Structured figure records
====

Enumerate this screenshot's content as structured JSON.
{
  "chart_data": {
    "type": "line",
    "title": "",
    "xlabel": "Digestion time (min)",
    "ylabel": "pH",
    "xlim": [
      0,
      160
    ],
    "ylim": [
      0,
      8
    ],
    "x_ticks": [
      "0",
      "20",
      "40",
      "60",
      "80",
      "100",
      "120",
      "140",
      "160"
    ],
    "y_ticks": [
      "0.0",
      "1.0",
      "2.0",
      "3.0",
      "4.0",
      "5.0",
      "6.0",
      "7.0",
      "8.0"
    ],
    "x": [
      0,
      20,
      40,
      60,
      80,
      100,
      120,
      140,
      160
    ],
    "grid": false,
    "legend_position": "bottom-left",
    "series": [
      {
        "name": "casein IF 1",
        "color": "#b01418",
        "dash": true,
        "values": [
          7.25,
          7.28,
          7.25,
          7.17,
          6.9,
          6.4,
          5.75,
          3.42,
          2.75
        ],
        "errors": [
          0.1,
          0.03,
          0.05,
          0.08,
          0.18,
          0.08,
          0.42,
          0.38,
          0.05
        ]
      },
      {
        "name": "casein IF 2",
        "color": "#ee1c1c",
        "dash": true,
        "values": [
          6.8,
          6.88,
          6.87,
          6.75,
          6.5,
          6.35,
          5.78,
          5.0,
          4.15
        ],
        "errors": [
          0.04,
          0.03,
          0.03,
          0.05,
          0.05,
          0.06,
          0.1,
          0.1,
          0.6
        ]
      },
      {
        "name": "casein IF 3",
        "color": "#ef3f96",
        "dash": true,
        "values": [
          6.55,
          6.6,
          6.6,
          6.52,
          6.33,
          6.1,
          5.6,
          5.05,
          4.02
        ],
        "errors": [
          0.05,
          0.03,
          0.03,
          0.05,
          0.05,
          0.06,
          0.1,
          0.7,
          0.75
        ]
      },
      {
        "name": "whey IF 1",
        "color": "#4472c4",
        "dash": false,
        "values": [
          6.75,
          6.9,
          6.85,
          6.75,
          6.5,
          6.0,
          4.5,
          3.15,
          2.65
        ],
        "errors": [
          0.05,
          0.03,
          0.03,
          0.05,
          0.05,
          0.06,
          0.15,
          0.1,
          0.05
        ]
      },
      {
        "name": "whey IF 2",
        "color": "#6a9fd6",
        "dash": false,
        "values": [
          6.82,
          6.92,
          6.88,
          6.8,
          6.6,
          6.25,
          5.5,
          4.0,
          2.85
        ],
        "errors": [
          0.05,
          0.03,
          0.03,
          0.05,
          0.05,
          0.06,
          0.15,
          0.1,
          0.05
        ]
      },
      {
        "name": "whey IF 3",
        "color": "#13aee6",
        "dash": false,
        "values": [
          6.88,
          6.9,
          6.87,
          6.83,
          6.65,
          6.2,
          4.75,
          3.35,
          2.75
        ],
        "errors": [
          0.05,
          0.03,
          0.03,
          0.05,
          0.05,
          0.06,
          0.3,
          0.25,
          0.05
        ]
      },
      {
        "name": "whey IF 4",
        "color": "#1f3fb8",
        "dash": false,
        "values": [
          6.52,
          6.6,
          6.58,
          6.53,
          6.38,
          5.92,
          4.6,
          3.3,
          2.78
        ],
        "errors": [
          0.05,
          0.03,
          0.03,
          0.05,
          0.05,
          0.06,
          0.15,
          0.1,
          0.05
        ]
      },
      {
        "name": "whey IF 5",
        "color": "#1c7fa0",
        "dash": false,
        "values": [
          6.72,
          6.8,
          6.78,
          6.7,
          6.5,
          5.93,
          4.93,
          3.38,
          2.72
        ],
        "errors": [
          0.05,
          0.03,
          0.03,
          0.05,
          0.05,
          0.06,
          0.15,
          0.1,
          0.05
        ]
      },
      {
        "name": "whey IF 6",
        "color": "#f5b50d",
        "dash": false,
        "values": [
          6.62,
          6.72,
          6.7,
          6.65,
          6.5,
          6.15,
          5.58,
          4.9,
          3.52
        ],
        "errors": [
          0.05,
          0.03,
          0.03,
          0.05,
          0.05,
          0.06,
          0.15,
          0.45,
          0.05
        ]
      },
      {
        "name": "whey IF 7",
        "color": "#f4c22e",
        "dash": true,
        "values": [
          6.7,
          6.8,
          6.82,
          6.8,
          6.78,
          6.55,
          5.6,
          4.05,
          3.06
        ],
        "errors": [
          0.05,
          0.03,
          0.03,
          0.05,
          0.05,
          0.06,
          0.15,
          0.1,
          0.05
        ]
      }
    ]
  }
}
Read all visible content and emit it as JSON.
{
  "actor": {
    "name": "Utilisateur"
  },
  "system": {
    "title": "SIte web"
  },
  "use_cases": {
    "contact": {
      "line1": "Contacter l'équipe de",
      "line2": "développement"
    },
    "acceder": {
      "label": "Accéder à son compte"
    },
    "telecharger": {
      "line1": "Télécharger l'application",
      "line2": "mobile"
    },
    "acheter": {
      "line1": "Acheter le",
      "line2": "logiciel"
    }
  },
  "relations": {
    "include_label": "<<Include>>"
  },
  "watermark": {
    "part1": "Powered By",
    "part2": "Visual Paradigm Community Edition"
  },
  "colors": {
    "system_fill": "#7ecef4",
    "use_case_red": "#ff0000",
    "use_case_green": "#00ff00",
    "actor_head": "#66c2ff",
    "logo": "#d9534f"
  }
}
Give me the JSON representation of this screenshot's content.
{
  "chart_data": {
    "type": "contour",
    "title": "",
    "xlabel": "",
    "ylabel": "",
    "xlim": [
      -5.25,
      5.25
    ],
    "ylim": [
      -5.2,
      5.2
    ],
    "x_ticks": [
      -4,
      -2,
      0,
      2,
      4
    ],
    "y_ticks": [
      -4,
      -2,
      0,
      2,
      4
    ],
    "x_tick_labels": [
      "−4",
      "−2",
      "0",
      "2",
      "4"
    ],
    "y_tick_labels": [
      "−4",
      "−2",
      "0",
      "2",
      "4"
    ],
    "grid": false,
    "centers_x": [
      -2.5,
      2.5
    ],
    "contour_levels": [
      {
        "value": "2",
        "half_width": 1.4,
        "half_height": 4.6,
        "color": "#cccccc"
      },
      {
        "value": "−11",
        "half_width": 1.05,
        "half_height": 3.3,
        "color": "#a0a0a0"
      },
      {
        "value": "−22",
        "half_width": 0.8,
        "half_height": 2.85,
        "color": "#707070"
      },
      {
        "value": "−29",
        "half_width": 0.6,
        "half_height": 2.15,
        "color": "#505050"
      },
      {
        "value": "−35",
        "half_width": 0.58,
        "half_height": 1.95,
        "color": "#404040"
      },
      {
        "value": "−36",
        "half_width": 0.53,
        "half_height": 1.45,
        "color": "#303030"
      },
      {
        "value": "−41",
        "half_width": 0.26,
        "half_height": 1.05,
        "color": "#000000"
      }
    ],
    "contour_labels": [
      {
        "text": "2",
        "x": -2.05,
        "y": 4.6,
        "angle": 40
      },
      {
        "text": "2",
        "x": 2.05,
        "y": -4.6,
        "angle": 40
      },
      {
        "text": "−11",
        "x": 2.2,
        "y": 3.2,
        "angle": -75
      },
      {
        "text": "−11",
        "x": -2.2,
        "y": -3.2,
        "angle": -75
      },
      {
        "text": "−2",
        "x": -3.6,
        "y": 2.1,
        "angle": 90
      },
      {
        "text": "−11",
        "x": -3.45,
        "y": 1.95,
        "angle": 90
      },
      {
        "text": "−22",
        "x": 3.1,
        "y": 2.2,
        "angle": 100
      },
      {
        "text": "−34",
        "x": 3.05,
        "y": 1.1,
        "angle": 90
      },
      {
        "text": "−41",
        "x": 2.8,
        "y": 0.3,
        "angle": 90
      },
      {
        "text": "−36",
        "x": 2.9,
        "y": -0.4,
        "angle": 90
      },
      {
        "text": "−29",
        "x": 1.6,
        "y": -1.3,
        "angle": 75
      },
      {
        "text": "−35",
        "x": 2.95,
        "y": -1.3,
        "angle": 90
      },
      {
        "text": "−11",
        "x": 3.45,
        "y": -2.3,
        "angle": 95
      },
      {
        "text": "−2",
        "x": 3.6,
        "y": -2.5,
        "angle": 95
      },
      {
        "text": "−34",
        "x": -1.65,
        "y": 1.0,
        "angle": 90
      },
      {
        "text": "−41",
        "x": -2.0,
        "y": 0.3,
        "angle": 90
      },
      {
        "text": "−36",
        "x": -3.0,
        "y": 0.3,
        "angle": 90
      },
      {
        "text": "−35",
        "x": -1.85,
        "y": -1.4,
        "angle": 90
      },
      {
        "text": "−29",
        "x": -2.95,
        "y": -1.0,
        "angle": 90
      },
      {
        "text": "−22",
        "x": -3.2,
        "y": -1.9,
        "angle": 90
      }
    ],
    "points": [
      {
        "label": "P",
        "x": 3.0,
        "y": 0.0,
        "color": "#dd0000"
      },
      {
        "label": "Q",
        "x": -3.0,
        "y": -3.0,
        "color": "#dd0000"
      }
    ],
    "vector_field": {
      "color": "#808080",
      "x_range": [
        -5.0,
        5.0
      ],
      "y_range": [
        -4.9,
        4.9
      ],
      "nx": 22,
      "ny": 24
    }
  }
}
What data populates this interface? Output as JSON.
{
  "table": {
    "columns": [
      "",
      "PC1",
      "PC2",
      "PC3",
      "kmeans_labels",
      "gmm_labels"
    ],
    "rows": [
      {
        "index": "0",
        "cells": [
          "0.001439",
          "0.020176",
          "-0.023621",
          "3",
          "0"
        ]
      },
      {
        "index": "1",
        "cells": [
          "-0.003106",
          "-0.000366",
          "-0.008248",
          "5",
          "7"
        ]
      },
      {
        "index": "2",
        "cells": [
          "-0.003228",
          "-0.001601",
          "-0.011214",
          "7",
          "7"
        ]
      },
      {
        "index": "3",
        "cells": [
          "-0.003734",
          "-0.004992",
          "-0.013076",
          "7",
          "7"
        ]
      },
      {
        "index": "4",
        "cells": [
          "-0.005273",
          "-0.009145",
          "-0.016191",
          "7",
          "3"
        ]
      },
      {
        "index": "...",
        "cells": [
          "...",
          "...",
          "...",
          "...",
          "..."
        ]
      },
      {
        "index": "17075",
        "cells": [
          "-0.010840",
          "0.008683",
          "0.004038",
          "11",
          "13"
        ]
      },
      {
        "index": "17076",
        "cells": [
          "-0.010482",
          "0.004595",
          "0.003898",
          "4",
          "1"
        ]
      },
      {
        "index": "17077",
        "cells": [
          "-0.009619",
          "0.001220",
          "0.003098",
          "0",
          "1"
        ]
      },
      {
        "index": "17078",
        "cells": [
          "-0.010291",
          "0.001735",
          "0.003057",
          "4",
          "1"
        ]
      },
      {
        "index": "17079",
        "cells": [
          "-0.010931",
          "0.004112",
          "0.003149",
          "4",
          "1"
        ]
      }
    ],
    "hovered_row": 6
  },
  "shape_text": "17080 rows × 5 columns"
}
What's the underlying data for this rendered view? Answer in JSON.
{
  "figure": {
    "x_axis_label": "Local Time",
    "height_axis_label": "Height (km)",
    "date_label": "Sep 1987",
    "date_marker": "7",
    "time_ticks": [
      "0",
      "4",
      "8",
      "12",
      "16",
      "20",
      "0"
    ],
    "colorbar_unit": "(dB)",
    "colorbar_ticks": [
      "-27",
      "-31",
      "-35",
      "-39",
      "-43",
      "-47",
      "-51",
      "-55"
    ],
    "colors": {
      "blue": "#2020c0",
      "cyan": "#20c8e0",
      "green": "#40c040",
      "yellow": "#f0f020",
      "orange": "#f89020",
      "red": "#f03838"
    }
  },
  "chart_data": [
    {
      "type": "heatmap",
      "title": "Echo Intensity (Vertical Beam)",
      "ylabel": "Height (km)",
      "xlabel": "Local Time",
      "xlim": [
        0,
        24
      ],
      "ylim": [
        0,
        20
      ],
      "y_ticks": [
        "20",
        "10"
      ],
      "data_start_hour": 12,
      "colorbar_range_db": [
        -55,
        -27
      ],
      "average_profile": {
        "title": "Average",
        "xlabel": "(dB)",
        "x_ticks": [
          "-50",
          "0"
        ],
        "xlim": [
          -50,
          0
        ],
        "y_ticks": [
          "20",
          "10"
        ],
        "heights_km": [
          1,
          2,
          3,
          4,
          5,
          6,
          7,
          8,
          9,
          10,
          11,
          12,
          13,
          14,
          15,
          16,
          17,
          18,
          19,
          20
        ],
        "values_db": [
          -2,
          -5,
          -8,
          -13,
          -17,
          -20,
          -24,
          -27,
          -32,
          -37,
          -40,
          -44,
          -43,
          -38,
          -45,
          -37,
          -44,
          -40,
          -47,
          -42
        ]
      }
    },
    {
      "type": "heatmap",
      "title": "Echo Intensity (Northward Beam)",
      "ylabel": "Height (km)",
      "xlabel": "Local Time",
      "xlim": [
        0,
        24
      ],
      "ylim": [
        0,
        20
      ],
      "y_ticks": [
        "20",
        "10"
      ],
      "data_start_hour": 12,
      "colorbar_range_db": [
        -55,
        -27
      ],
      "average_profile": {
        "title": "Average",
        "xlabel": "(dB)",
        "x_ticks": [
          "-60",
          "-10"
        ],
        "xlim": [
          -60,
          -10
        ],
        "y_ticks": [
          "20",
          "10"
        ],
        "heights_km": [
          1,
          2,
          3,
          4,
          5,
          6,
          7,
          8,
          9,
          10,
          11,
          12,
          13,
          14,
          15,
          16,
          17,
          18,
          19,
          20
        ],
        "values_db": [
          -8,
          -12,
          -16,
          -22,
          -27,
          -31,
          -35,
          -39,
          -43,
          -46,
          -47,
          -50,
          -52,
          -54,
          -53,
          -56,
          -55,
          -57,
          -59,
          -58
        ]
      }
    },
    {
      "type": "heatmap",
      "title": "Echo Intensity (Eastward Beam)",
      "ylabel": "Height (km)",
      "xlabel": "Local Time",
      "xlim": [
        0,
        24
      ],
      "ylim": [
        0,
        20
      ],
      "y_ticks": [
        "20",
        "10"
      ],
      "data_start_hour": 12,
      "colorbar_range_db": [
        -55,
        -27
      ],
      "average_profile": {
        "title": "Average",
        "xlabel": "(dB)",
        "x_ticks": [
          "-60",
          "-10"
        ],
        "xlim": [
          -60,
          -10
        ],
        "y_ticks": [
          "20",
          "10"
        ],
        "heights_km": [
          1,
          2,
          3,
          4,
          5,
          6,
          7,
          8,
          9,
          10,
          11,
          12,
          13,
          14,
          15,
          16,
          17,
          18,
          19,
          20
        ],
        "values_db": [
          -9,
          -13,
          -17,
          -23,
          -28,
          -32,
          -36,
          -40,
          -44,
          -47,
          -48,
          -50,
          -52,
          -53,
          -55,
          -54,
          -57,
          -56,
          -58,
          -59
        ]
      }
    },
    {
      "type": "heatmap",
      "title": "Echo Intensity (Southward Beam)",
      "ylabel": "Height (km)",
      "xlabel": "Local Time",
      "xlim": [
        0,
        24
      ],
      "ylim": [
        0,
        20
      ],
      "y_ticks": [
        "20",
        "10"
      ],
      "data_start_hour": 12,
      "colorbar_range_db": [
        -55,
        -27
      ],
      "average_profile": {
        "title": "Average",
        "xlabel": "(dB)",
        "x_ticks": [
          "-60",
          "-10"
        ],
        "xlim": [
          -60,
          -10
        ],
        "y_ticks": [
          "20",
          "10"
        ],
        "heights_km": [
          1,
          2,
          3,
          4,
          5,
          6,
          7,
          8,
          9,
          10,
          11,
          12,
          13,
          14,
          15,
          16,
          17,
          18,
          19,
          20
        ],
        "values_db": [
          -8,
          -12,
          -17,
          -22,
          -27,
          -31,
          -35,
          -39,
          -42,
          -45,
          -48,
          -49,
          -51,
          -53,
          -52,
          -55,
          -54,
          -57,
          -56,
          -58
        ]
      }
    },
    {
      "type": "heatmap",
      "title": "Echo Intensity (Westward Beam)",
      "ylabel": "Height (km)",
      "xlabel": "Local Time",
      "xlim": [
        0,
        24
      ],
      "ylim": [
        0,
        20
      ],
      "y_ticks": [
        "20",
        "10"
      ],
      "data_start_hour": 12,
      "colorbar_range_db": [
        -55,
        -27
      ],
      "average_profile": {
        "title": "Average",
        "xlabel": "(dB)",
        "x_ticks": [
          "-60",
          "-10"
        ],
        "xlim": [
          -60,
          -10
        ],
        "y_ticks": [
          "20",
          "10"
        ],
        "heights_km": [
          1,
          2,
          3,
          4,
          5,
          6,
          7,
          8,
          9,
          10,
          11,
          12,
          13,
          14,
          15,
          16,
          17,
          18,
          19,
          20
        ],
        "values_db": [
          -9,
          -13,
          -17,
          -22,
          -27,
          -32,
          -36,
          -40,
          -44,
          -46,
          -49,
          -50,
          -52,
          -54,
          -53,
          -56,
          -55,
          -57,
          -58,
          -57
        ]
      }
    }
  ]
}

====

Where a line above holds the string "content", show that line.

Result below
Enumerate this screenshot's content as structured JSON.
Read all visible content and emit it as JSON.
Give me the JSON representation of this screenshot's content.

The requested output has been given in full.